━━━ DATA LINES

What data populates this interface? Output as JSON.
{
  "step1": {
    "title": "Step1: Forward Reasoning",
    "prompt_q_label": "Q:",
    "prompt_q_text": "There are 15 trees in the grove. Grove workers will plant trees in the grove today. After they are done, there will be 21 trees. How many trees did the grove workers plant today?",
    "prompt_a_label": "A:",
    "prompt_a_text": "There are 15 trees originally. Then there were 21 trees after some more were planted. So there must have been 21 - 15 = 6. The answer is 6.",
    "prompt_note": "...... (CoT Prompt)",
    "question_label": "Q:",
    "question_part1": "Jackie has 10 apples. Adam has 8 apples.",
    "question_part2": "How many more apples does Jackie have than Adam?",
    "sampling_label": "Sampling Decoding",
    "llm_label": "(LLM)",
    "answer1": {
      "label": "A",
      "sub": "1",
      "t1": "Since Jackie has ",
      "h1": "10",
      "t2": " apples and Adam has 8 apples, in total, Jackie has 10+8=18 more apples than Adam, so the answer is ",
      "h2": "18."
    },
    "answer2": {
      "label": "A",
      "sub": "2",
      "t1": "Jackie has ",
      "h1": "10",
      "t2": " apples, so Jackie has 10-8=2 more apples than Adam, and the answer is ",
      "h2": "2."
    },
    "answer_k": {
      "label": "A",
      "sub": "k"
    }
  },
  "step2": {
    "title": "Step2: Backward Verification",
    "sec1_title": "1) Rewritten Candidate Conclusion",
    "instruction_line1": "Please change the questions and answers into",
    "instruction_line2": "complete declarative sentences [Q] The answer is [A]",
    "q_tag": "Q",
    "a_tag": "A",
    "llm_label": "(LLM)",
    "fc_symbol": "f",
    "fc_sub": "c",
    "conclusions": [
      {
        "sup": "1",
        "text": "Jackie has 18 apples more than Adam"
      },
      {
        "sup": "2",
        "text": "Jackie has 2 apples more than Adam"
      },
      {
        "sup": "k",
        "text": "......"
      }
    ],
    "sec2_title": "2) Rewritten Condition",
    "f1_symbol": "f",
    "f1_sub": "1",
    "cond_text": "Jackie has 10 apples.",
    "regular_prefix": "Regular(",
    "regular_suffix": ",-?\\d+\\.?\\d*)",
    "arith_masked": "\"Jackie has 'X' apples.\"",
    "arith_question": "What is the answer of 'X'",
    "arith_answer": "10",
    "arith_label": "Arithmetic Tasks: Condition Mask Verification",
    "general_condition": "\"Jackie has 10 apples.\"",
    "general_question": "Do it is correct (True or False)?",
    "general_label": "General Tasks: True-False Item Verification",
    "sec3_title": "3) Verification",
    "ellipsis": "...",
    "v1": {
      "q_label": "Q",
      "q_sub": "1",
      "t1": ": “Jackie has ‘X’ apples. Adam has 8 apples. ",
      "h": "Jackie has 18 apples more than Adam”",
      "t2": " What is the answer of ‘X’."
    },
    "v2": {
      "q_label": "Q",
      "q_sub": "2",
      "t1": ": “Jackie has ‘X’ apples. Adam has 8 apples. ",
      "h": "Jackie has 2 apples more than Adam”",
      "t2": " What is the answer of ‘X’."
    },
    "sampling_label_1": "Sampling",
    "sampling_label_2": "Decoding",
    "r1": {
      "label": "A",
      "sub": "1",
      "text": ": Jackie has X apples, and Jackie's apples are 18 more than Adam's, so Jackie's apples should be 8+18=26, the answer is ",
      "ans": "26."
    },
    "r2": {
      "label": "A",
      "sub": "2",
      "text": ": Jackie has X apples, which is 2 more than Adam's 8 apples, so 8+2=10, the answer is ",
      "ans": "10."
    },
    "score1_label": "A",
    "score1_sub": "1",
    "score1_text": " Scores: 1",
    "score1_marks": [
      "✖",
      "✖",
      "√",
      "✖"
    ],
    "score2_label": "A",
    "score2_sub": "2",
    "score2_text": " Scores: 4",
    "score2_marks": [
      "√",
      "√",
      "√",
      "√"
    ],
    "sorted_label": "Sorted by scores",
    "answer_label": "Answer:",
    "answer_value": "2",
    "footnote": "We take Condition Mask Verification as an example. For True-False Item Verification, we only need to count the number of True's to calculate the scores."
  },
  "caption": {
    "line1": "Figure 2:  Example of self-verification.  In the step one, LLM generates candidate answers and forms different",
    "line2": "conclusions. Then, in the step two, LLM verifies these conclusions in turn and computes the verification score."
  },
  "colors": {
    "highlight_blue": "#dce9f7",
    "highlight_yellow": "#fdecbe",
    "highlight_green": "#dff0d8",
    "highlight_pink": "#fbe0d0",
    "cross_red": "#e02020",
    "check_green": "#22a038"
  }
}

━━━━━━

GIVEN REQUEST: From the entries above, select each line containing the string "What".

EXERCISE OUTPUT:
What data populates this interface? Output as JSON.
    "arith_question": "What is the answer of 'X'",
      "t2": " What is the answer of ‘X’."
      "t2": " What is the answer of ‘X’."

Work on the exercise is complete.